**Instructions for the task**: Reproduce every entry exactly as shown.
##### Supplied records #####
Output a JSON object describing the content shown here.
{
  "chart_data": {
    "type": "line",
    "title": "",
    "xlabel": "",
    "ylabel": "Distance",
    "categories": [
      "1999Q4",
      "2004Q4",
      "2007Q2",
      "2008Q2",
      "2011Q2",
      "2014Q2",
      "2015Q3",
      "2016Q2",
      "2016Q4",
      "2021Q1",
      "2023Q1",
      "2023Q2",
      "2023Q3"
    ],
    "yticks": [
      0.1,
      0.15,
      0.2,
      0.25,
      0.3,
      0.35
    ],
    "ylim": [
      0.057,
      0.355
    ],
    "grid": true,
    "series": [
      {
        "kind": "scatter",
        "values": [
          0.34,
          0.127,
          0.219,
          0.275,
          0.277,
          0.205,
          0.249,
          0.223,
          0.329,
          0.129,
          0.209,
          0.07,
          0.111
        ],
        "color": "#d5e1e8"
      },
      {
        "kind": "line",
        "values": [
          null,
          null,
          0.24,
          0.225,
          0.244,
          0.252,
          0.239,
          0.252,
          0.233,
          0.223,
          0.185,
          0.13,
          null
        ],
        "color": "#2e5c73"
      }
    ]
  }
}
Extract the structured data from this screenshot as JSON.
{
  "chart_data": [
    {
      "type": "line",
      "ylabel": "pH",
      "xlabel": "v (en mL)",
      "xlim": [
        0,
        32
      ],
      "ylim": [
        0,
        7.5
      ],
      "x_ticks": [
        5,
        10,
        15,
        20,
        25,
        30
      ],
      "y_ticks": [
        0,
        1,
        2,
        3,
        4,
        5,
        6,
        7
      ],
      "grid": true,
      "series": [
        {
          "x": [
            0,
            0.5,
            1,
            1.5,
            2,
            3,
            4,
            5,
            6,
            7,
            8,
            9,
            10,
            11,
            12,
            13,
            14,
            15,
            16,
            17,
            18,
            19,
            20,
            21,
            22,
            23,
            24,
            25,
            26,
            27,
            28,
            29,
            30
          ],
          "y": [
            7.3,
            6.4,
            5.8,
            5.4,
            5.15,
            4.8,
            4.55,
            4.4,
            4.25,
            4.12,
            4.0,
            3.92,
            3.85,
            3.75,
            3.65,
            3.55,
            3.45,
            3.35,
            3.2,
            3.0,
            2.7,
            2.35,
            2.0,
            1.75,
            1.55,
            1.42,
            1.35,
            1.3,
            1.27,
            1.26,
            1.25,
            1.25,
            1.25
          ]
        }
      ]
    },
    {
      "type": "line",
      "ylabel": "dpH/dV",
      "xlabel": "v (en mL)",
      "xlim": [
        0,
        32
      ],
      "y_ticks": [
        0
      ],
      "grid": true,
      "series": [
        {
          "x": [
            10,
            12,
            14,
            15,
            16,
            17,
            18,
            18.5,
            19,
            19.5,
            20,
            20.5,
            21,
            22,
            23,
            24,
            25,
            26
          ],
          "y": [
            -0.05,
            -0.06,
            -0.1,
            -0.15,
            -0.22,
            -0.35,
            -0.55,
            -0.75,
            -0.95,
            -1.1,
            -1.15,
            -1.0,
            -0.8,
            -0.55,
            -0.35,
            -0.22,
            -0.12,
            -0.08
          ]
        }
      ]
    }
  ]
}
#####
**Final result**:
Output a JSON object describing the content shown here.
{
  "chart_data": {
    "type": "line",
    "title": "",
    "xlabel": "",
    "ylabel": "Distance",
    "categories": [
      "1999Q4",
      "2004Q4",
      "2007Q2",
      "2008Q2",
      "2011Q2",
      "2014Q2",
      "2015Q3",
      "2016Q2",
      "2016Q4",
      "2021Q1",
      "2023Q1",
      "2023Q2",
      "2023Q3"
    ],
    "yticks": [
      0.1,
      0.15,
      0.2,
      0.25,
      0.3,
      0.35
    ],
    "ylim": [
      0.057,
      0.355
    ],
    "grid": true,
    "series": [
      {
        "kind": "scatter",
        "values": [
          0.34,
          0.127,
          0.219,
          0.275,
          0.277,
          0.205,
          0.249,
          0.223,
          0.329,
          0.129,
          0.209,
          0.07,
          0.111
        ],
        "color": "#d5e1e8"
      },
      {
        "kind": "line",
        "values": [
          null,
          null,
          0.24,
          0.225,
          0.244,
          0.252,
          0.239,
          0.252,
          0.233,
          0.223,
          0.185,
          0.13,
          null
        ],
        "color": "#2e5c73"
      }
    ]
  }
}
Extract the structured data from this screenshot as JSON.
{
  "chart_data": [
    {
      "type": "line",
      "ylabel": "pH",
      "xlabel": "v (en mL)",
      "xlim": [
        0,
        32
      ],
      "ylim": [
        0,
        7.5
      ],
      "x_ticks": [
        5,
        10,
        15,
        20,
        25,
        30
      ],
      "y_ticks": [
        0,
        1,
        2,
        3,
        4,
        5,
        6,
        7
      ],
      "grid": true,
      "series": [
        {
          "x": [
            0,
            0.5,
            1,
            1.5,
            2,
            3,
            4,
            5,
            6,
            7,
            8,
            9,
            10,
            11,
            12,
            13,
            14,
            15,
            16,
            17,
            18,
            19,
            20,
            21,
            22,
            23,
            24,
            25,
            26,
            27,
            28,
            29,
            30
          ],
          "y": [
            7.3,
            6.4,
            5.8,
            5.4,
            5.15,
            4.8,
            4.55,
            4.4,
            4.25,
            4.12,
            4.0,
            3.92,
            3.85,
            3.75,
            3.65,
            3.55,
            3.45,
            3.35,
            3.2,
            3.0,
            2.7,
            2.35,
            2.0,
            1.75,
            1.55,
            1.42,
            1.35,
            1.3,
            1.27,
            1.26,
            1.25,
            1.25,
            1.25
          ]
        }
      ]
    },
    {
      "type": "line",
      "ylabel": "dpH/dV",
      "xlabel": "v (en mL)",
      "xlim": [
        0,
        32
      ],
      "y_ticks": [
        0
      ],
      "grid": true,
      "series": [
        {
          "x": [
            10,
            12,
            14,
            15,
            16,
            17,
            18,
            18.5,
            19,
            19.5,
            20,
            20.5,
            21,
            22,
            23,
            24,
            25,
            26
          ],
          "y": [
            -0.05,
            -0.06,
            -0.1,
            -0.15,
            -0.22,
            -0.35,
            -0.55,
            -0.75,
            -0.95,
            -1.1,
            -1.15,
            -1.0,
            -0.8,
            -0.55,
            -0.35,
            -0.22,
            -0.12,
            -0.08
          ]
        }
      ]
    }
  ]
}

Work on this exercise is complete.